-- START Material supplied --

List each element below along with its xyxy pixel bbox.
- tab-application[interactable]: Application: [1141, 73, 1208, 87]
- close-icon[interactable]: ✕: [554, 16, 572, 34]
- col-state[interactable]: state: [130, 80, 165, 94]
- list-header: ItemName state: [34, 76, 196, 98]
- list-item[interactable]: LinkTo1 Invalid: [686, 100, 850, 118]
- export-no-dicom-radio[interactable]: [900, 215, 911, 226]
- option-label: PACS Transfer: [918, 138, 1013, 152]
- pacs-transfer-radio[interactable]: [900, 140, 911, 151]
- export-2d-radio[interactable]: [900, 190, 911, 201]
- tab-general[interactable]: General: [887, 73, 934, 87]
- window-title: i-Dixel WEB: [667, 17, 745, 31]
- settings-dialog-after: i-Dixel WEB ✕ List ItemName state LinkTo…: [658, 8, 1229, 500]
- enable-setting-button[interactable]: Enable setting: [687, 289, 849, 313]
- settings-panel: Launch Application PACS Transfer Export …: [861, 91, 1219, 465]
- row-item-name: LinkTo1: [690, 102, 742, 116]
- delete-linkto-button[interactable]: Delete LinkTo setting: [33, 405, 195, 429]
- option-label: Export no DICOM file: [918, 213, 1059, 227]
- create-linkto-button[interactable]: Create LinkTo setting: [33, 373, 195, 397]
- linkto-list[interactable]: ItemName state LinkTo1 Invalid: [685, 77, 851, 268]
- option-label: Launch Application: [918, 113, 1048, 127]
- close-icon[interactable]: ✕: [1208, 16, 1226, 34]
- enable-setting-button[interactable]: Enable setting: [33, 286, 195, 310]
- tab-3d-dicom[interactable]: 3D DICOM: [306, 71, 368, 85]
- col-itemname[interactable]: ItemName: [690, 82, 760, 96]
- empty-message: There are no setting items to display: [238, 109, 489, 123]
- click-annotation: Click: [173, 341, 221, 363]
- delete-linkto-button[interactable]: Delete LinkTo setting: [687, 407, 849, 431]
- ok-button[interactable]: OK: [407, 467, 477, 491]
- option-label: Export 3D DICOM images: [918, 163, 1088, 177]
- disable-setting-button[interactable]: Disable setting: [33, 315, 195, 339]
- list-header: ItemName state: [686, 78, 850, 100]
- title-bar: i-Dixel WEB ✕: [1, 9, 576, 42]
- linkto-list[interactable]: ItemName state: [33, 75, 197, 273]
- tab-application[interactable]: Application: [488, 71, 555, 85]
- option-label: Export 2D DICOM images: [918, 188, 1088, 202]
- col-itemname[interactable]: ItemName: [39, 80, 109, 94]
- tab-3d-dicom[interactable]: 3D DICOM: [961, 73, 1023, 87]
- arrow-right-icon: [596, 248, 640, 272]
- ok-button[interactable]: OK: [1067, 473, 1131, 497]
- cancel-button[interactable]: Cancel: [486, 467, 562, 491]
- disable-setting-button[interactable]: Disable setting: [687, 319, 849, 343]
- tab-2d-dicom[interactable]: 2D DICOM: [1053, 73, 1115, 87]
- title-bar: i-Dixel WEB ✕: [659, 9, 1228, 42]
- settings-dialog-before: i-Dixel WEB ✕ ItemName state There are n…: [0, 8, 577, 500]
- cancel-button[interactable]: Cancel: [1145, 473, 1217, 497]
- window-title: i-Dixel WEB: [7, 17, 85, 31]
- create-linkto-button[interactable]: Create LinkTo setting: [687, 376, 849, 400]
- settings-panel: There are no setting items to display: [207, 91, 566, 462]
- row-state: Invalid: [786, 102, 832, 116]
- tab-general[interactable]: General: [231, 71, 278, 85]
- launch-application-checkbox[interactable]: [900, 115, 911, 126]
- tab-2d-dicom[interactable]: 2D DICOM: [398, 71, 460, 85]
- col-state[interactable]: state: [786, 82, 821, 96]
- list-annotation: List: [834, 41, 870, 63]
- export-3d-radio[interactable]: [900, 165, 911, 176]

-- END Material supplied --

Work to complete – Write out every line of the records above, character for character, without changing anything.

Response below –
List each element below along with its xyxy pixel bbox.
- tab-application[interactable]: Application: [1141, 73, 1208, 87]
- close-icon[interactable]: ✕: [554, 16, 572, 34]
- col-state[interactable]: state: [130, 80, 165, 94]
- list-header: ItemName state: [34, 76, 196, 98]
- list-item[interactable]: LinkTo1 Invalid: [686, 100, 850, 118]
- export-no-dicom-radio[interactable]: [900, 215, 911, 226]
- option-label: PACS Transfer: [918, 138, 1013, 152]
- pacs-transfer-radio[interactable]: [900, 140, 911, 151]
- export-2d-radio[interactable]: [900, 190, 911, 201]
- tab-general[interactable]: General: [887, 73, 934, 87]
- window-title: i-Dixel WEB: [667, 17, 745, 31]
- settings-dialog-after: i-Dixel WEB ✕ List ItemName state LinkTo…: [658, 8, 1229, 500]
- enable-setting-button[interactable]: Enable setting: [687, 289, 849, 313]
- settings-panel: Launch Application PACS Transfer Export …: [861, 91, 1219, 465]
- row-item-name: LinkTo1: [690, 102, 742, 116]
- delete-linkto-button[interactable]: Delete LinkTo setting: [33, 405, 195, 429]
- option-label: Export no DICOM file: [918, 213, 1059, 227]
- create-linkto-button[interactable]: Create LinkTo setting: [33, 373, 195, 397]
- linkto-list[interactable]: ItemName state LinkTo1 Invalid: [685, 77, 851, 268]
- option-label: Launch Application: [918, 113, 1048, 127]
- close-icon[interactable]: ✕: [1208, 16, 1226, 34]
- enable-setting-button[interactable]: Enable setting: [33, 286, 195, 310]
- tab-3d-dicom[interactable]: 3D DICOM: [306, 71, 368, 85]
- col-itemname[interactable]: ItemName: [690, 82, 760, 96]
- empty-message: There are no setting items to display: [238, 109, 489, 123]
- click-annotation: Click: [173, 341, 221, 363]
- delete-linkto-button[interactable]: Delete LinkTo setting: [687, 407, 849, 431]
- ok-button[interactable]: OK: [407, 467, 477, 491]
- option-label: Export 3D DICOM images: [918, 163, 1088, 177]
- disable-setting-button[interactable]: Disable setting: [33, 315, 195, 339]
- list-header: ItemName state: [686, 78, 850, 100]
- title-bar: i-Dixel WEB ✕: [1, 9, 576, 42]
- linkto-list[interactable]: ItemName state: [33, 75, 197, 273]
- tab-application[interactable]: Application: [488, 71, 555, 85]
- option-label: Export 2D DICOM images: [918, 188, 1088, 202]
- col-itemname[interactable]: ItemName: [39, 80, 109, 94]
- tab-3d-dicom[interactable]: 3D DICOM: [961, 73, 1023, 87]
- arrow-right-icon: [596, 248, 640, 272]
- ok-button[interactable]: OK: [1067, 473, 1131, 497]
- cancel-button[interactable]: Cancel: [486, 467, 562, 491]
- disable-setting-button[interactable]: Disable setting: [687, 319, 849, 343]
- tab-2d-dicom[interactable]: 2D DICOM: [1053, 73, 1115, 87]
- title-bar: i-Dixel WEB ✕: [659, 9, 1228, 42]
- settings-dialog-before: i-Dixel WEB ✕ ItemName state There are n…: [0, 8, 577, 500]
- cancel-button[interactable]: Cancel: [1145, 473, 1217, 497]
- window-title: i-Dixel WEB: [7, 17, 85, 31]
- create-linkto-button[interactable]: Create LinkTo setting: [687, 376, 849, 400]
- settings-panel: There are no setting items to display: [207, 91, 566, 462]
- row-state: Invalid: [786, 102, 832, 116]
- tab-general[interactable]: General: [231, 71, 278, 85]
- launch-application-checkbox[interactable]: [900, 115, 911, 126]
- tab-2d-dicom[interactable]: 2D DICOM: [398, 71, 460, 85]
- col-state[interactable]: state: [786, 82, 821, 96]
- list-annotation: List: [834, 41, 870, 63]
- export-3d-radio[interactable]: [900, 165, 911, 176]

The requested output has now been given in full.